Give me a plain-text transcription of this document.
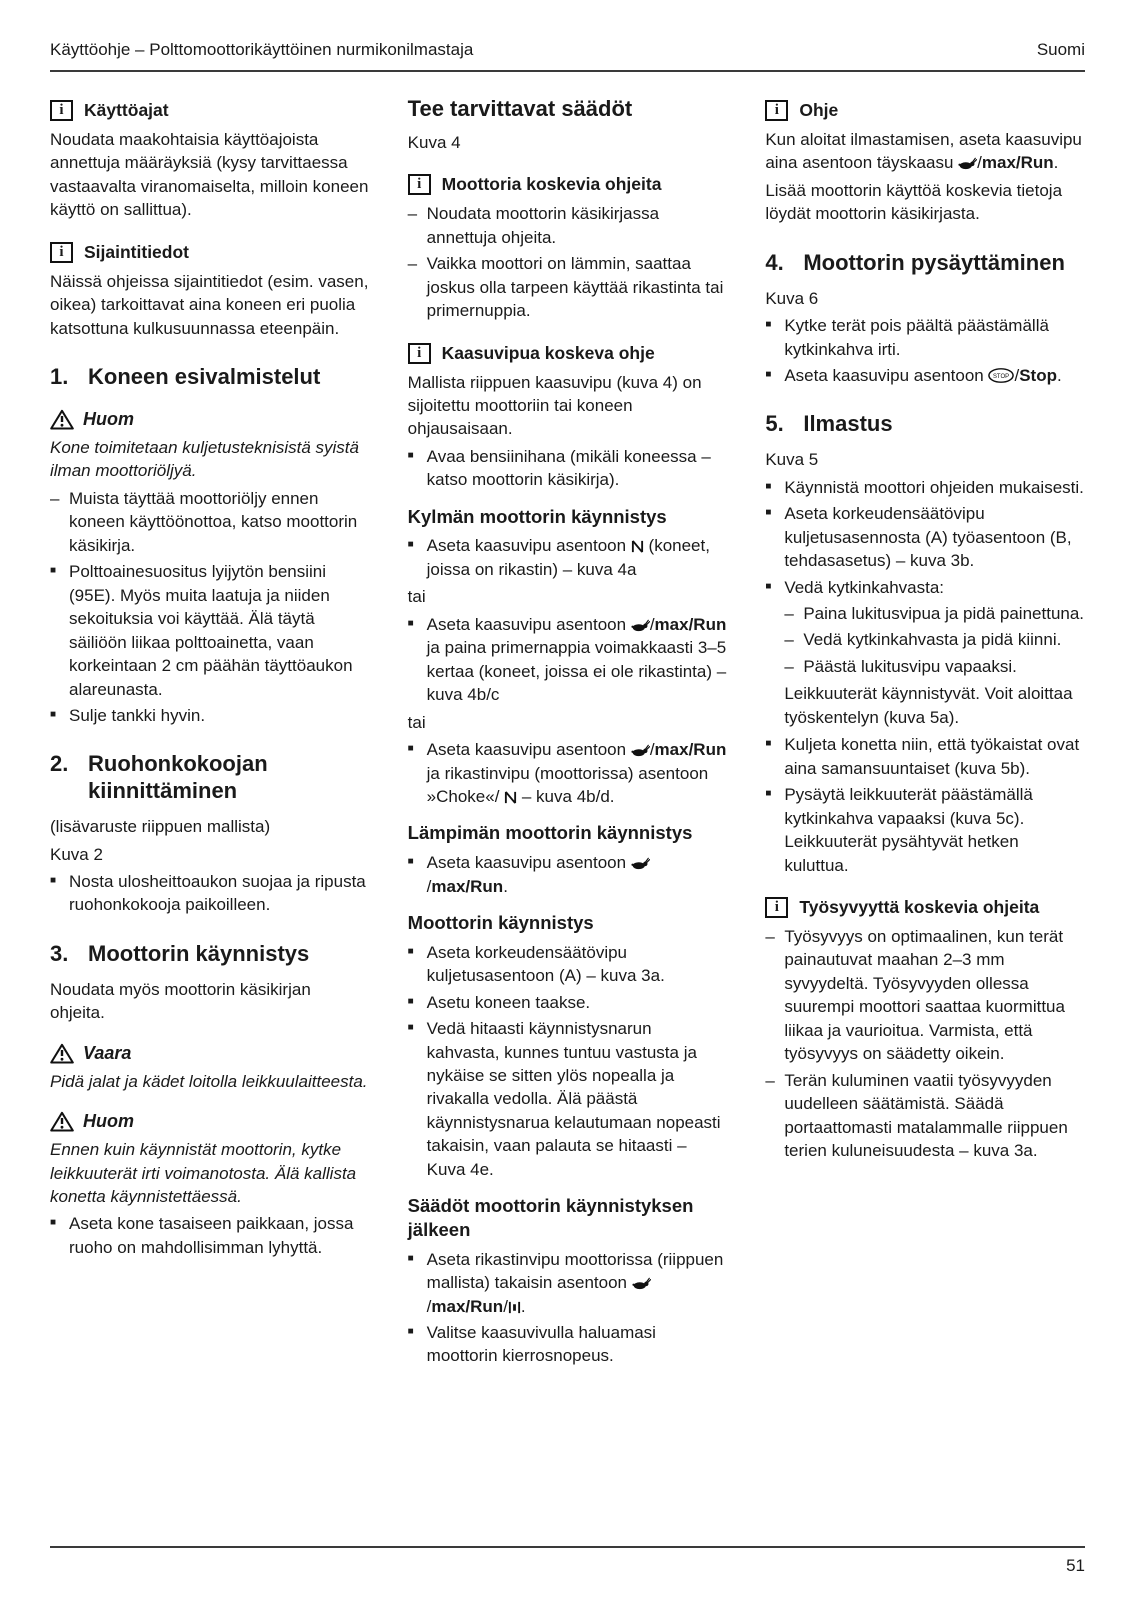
Käyttöohje – Polttomoottorikäyttöinen nurmikonilmastaja	Suomi
i	Käyttöajat
Noudata maakohtaisia käyttöajoista annettuja määräyksiä (kysy tarvittaessa vastaavalta viranomaiselta, milloin koneen käyttö on sallittua).
i	Sijaintitiedot
Näissä ohjeissa sijaintitiedot (esim. vasen, oikea) tarkoittavat aina koneen eri puolia katsottuna kulkusuunnassa eteenpäin.
1. Koneen esivalmistelut
Huom
Kone toimitetaan kuljetusteknisistä syistä ilman moottoriöljyä.
– Muista täyttää moottoriöljy ennen koneen käyttöönottoa, katso moottorin käsikirja.
■ Polttoainesuositus lyijytön bensiini (95E). Myös muita laatuja ja niiden sekoituksia voi käyttää. Älä täytä säiliöön liikaa polttoainetta, vaan korkeintaan 2 cm päähän täyttöaukon alareunasta.
■ Sulje tankki hyvin.
2. Ruohonkokoojan kiinnittäminen
(lisävaruste riippuen mallista)
Kuva 2
■ Nosta ulosheittoaukon suojaa ja ripusta ruohonkokooja paikoilleen.
3. Moottorin käynnistys
Noudata myös moottorin käsikirjan ohjeita.
Vaara
Pidä jalat ja kädet loitolla leikkuulaitteesta.
Huom
Ennen kuin käynnistät moottorin, kytke leikkuuterät irti voimanotosta. Älä kallista konetta käynnistettäessä.
■ Aseta kone tasaiseen paikkaan, jossa ruoho on mahdollisimman lyhyttä.
Tee tarvittavat säädöt
Kuva 4
i	Moottoria koskevia ohjeita
– Noudata moottorin käsikirjassa annettuja ohjeita.
– Vaikka moottori on lämmin, saattaa joskus olla tarpeen käyttää rikastinta tai primernuppia.
i	Kaasuvipua koskeva ohje
Mallista riippuen kaasuvipu (kuva 4) on sijoitettu moottoriin tai koneen ohjausaisaan.
■ Avaa bensiinihana (mikäli koneessa – katso moottorin käsikirja).
Kylmän moottorin käynnistys
■ Aseta kaasuvipu asentoon
(koneet, joissa on rikastin) – kuva 4a
tai
■ Aseta kaasuvipu asentoon
/max/Run ja paina primernappia voimakkaasti 3–5 kertaa (koneet, joissa ei ole rikastinta) – kuva 4b/c
tai
■ Aseta kaasuvipu asentoon
/max/Run ja rikastinvipu (moottorissa) asentoon »Choke«/
– kuva 4b/d.
Lämpimän moottorin käynnistys
■ Aseta kaasuvipu asentoon
/max/Run.
Moottorin käynnistys
■ Aseta korkeudensäätövipu kuljetusasentoon (A) – kuva 3a.
■ Asetu koneen taakse.
■ Vedä hitaasti käynnistysnarun kahvasta, kunnes tuntuu vastusta ja nykäise se sitten ylös nopealla ja rivakalla vedolla. Älä päästä käynnistysnarua kelautumaan nopeasti takaisin, vaan palauta se hitaasti – Kuva 4e.
Säädöt moottorin käynnistyksen jälkeen
■ Aseta rikastinvipu moottorissa (riippuen mallista) takaisin asentoon
/max/Run/ .
■ Valitse kaasuvivulla haluamasi moottorin kierrosnopeus.
i	Ohje
Kun aloitat ilmastamisen, aseta kaasuvipu aina asentoon täyskaasu
/max/Run.
Lisää moottorin käyttöä koskevia tietoja löydät moottorin käsikirjasta.
4. Moottorin pysäyttäminen
Kuva 6
■ Kytke terät pois päältä päästämällä kytkinkahva irti.
■ Aseta kaasuvipu asentoon STOP /Stop.
5. Ilmastus
Kuva 5
■ Käynnistä moottori ohjeiden mukaisesti.
■ Aseta korkeudensäätövipu kuljetusasennosta (A) työasentoon (B, tehdasasetus) – kuva 3b.
■ Vedä kytkinkahvasta:
– Paina lukitusvipua ja pidä painettuna.
– Vedä kytkinkahvasta ja pidä kiinni.
– Päästä lukitusvipu vapaaksi.
Leikkuuterät käynnistyvät. Voit aloittaa työskentelyn (kuva 5a).
■ Kuljeta konetta niin, että työkaistat ovat aina samansuuntaiset (kuva 5b).
■ Pysäytä leikkuuterät päästämällä kytkinkahva vapaaksi (kuva 5c). Leikkuuterät pysähtyvät hetken kuluttua.
i	Työsyvyyttä koskevia ohjeita
– Työsyvyys on optimaalinen, kun terät painautuvat maahan 2–3 mm syvyydeltä. Työsyvyyden ollessa suurempi moottori saattaa kuormittua liikaa ja vaurioitua. Varmista, että työsyvyys on säädetty oikein.
– Terän kuluminen vaatii työsyvyyden uudelleen säätämistä. Säädä portaattomasti matalammalle riippuen terien kuluneisuudesta – kuva 3a.
51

——————

**Aim of the task:** Retype each record exactly as it stands, but do not include the pictures.

**The response:**
Give me a plain-text transcription of this document.
Käyttöohje – Polttomoottorikäyttöinen nurmikonilmastaja	Suomi
i	Käyttöajat
Noudata maakohtaisia käyttöajoista annettuja määräyksiä (kysy tarvittaessa vastaavalta viranomaiselta, milloin koneen käyttö on sallittua).
i	Sijaintitiedot
Näissä ohjeissa sijaintitiedot (esim. vasen, oikea) tarkoittavat aina koneen eri puolia katsottuna kulkusuunnassa eteenpäin.
1. Koneen esivalmistelut
Huom
Kone toimitetaan kuljetusteknisistä syistä ilman moottoriöljyä.
– Muista täyttää moottoriöljy ennen koneen käyttöönottoa, katso moottorin käsikirja.
■ Polttoainesuositus lyijytön bensiini (95E). Myös muita laatuja ja niiden sekoituksia voi käyttää. Älä täytä säiliöön liikaa polttoainetta, vaan korkeintaan 2 cm päähän täyttöaukon alareunasta.
■ Sulje tankki hyvin.
2. Ruohonkokoojan kiinnittäminen
(lisävaruste riippuen mallista)
Kuva 2
■ Nosta ulosheittoaukon suojaa ja ripusta ruohonkokooja paikoilleen.
3. Moottorin käynnistys
Noudata myös moottorin käsikirjan ohjeita.
Vaara
Pidä jalat ja kädet loitolla leikkuulaitteesta.
Huom
Ennen kuin käynnistät moottorin, kytke leikkuuterät irti voimanotosta. Älä kallista konetta käynnistettäessä.
■ Aseta kone tasaiseen paikkaan, jossa ruoho on mahdollisimman lyhyttä.
Tee tarvittavat säädöt
Kuva 4
i	Moottoria koskevia ohjeita
– Noudata moottorin käsikirjassa annettuja ohjeita.
– Vaikka moottori on lämmin, saattaa joskus olla tarpeen käyttää rikastinta tai primernuppia.
i	Kaasuvipua koskeva ohje
Mallista riippuen kaasuvipu (kuva 4) on sijoitettu moottoriin tai koneen ohjausaisaan.
■ Avaa bensiinihana (mikäli koneessa – katso moottorin käsikirja).
Kylmän moottorin käynnistys
■ Aseta kaasuvipu asentoon
(koneet, joissa on rikastin) – kuva 4a
tai
■ Aseta kaasuvipu asentoon
/max/Run ja paina primernappia voimakkaasti 3–5 kertaa (koneet, joissa ei ole rikastinta) – kuva 4b/c
tai
■ Aseta kaasuvipu asentoon
/max/Run ja rikastinvipu (moottorissa) asentoon »Choke«/
– kuva 4b/d.
Lämpimän moottorin käynnistys
■ Aseta kaasuvipu asentoon
/max/Run.
Moottorin käynnistys
■ Aseta korkeudensäätövipu kuljetusasentoon (A) – kuva 3a.
■ Asetu koneen taakse.
■ Vedä hitaasti käynnistysnarun kahvasta, kunnes tuntuu vastusta ja nykäise se sitten ylös nopealla ja rivakalla vedolla. Älä päästä käynnistysnarua kelautumaan nopeasti takaisin, vaan palauta se hitaasti – Kuva 4e.
Säädöt moottorin käynnistyksen jälkeen
■ Aseta rikastinvipu moottorissa (riippuen mallista) takaisin asentoon
/max/Run/ .
■ Valitse kaasuvivulla haluamasi moottorin kierrosnopeus.
i	Ohje
Kun aloitat ilmastamisen, aseta kaasuvipu aina asentoon täyskaasu
/max/Run.
Lisää moottorin käyttöä koskevia tietoja löydät moottorin käsikirjasta.
4. Moottorin pysäyttäminen
Kuva 6
■ Kytke terät pois päältä päästämällä kytkinkahva irti.
■ Aseta kaasuvipu asentoon STOP /Stop.
5. Ilmastus
Kuva 5
■ Käynnistä moottori ohjeiden mukaisesti.
■ Aseta korkeudensäätövipu kuljetusasennosta (A) työasentoon (B, tehdasasetus) – kuva 3b.
■ Vedä kytkinkahvasta:
– Paina lukitusvipua ja pidä painettuna.
– Vedä kytkinkahvasta ja pidä kiinni.
– Päästä lukitusvipu vapaaksi.
Leikkuuterät käynnistyvät. Voit aloittaa työskentelyn (kuva 5a).
■ Kuljeta konetta niin, että työkaistat ovat aina samansuuntaiset (kuva 5b).
■ Pysäytä leikkuuterät päästämällä kytkinkahva vapaaksi (kuva 5c). Leikkuuterät pysähtyvät hetken kuluttua.
i	Työsyvyyttä koskevia ohjeita
– Työsyvyys on optimaalinen, kun terät painautuvat maahan 2–3 mm syvyydeltä. Työsyvyyden ollessa suurempi moottori saattaa kuormittua liikaa ja vaurioitua. Varmista, että työsyvyys on säädetty oikein.
– Terän kuluminen vaatii työsyvyyden uudelleen säätämistä. Säädä portaattomasti matalammalle riippuen terien kuluneisuudesta – kuva 3a.
51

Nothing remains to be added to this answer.